# Extracted data:
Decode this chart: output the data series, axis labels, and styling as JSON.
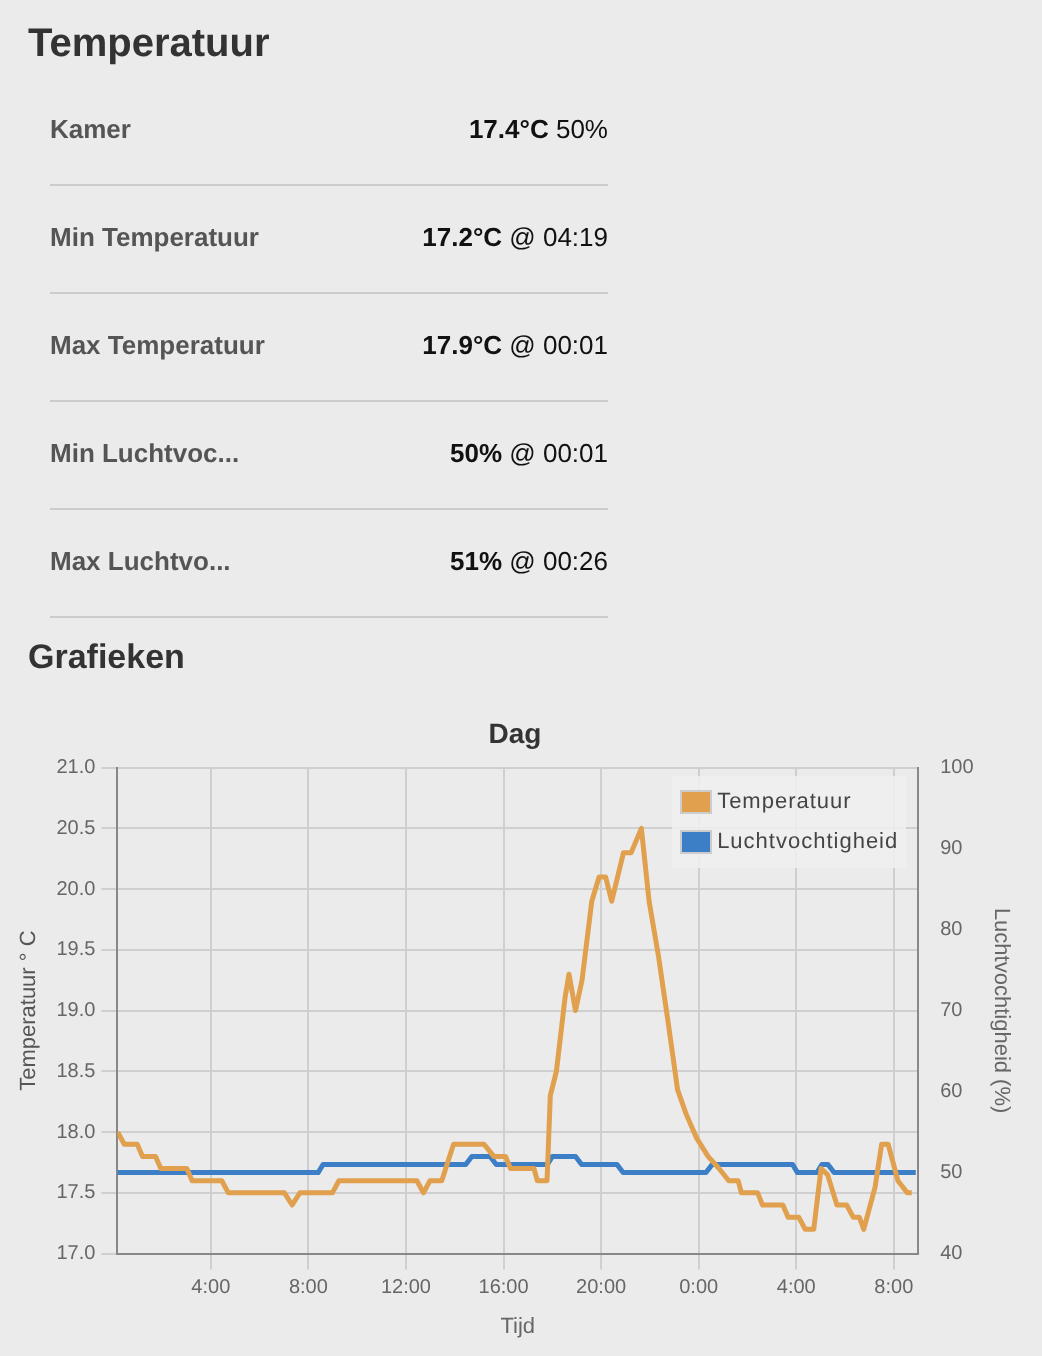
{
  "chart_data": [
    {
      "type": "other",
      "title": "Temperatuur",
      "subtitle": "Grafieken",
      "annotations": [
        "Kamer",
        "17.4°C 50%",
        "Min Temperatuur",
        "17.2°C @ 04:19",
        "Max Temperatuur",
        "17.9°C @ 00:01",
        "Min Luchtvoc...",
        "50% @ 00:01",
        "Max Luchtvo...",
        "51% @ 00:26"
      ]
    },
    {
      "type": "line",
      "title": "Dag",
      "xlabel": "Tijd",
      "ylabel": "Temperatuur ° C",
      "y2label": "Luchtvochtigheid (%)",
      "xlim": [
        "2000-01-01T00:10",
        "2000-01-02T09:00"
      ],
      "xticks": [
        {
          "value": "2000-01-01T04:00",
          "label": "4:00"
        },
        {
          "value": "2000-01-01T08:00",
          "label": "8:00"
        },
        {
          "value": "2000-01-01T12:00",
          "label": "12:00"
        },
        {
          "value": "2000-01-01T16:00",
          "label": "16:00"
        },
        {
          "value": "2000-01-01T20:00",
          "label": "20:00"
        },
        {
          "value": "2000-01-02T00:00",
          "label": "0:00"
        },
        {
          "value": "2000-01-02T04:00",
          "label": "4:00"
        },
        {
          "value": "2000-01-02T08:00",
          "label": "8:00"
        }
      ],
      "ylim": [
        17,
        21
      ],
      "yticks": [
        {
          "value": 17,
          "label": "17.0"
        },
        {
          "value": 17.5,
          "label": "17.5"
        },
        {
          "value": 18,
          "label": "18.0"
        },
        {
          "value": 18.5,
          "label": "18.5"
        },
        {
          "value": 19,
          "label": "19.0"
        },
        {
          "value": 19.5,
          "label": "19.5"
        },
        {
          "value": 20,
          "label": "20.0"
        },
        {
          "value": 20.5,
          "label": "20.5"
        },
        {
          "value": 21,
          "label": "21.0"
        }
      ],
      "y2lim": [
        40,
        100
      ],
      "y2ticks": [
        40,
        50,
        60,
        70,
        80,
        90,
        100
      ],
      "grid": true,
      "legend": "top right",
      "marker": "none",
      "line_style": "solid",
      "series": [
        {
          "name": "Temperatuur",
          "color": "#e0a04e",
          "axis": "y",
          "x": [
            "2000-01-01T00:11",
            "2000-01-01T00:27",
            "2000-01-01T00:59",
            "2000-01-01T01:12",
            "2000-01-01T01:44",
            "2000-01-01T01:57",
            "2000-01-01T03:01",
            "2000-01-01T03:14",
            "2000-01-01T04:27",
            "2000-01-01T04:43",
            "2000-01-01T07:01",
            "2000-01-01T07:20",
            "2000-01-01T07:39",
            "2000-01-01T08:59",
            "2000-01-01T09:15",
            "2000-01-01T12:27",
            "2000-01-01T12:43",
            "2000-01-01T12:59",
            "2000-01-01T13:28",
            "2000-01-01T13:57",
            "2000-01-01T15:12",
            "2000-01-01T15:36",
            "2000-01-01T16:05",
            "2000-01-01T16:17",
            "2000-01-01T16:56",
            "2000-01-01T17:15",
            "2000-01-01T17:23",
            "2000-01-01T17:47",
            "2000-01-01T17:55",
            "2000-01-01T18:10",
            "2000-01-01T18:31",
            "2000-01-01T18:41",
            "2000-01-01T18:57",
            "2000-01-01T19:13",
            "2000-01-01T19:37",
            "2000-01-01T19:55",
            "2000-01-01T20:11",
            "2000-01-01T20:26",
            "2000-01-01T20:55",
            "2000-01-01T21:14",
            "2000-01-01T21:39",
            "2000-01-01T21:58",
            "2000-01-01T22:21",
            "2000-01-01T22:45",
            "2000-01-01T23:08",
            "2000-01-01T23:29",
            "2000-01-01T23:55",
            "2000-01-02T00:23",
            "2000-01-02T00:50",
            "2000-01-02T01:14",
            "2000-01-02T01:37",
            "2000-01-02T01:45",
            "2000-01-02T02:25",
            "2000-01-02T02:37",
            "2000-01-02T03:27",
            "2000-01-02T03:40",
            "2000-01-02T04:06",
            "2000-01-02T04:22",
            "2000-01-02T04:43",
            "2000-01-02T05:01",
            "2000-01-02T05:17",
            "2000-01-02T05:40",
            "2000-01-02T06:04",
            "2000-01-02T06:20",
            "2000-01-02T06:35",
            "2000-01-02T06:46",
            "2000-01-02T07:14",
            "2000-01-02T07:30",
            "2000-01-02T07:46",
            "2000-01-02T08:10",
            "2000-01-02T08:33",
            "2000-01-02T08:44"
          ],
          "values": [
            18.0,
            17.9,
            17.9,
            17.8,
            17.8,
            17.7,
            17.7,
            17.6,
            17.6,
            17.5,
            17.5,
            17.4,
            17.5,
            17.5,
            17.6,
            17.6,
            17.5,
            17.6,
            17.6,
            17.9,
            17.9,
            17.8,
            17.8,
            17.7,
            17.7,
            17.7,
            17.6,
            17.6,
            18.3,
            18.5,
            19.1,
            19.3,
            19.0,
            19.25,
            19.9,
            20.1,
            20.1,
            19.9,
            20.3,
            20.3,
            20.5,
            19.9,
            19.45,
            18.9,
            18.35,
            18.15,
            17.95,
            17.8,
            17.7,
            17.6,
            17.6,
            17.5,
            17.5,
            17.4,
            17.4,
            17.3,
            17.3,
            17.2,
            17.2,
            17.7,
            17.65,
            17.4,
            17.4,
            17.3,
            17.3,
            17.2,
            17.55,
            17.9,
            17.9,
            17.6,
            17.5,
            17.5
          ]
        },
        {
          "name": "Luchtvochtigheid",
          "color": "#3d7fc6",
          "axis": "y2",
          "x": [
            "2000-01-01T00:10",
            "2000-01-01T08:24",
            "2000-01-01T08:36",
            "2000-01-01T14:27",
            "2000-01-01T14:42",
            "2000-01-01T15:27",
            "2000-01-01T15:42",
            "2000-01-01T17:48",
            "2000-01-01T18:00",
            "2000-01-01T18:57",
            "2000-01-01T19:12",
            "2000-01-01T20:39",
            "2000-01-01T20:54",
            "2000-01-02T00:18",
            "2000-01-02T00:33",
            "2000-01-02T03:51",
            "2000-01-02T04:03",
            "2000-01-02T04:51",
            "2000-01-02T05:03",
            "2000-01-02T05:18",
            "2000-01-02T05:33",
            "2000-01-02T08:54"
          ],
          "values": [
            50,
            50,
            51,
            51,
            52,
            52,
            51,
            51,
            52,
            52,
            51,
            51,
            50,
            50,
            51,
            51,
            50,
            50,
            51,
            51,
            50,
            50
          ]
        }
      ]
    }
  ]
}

# Exercise instructions:
Lines holding the word "axis" in the entries above are the ones to pull out. Copy them all.

# Answer to the problem:
Decode this chart: output the data series, axis labels, and styling as JSON.
          "axis": "y",
          "axis": "y2",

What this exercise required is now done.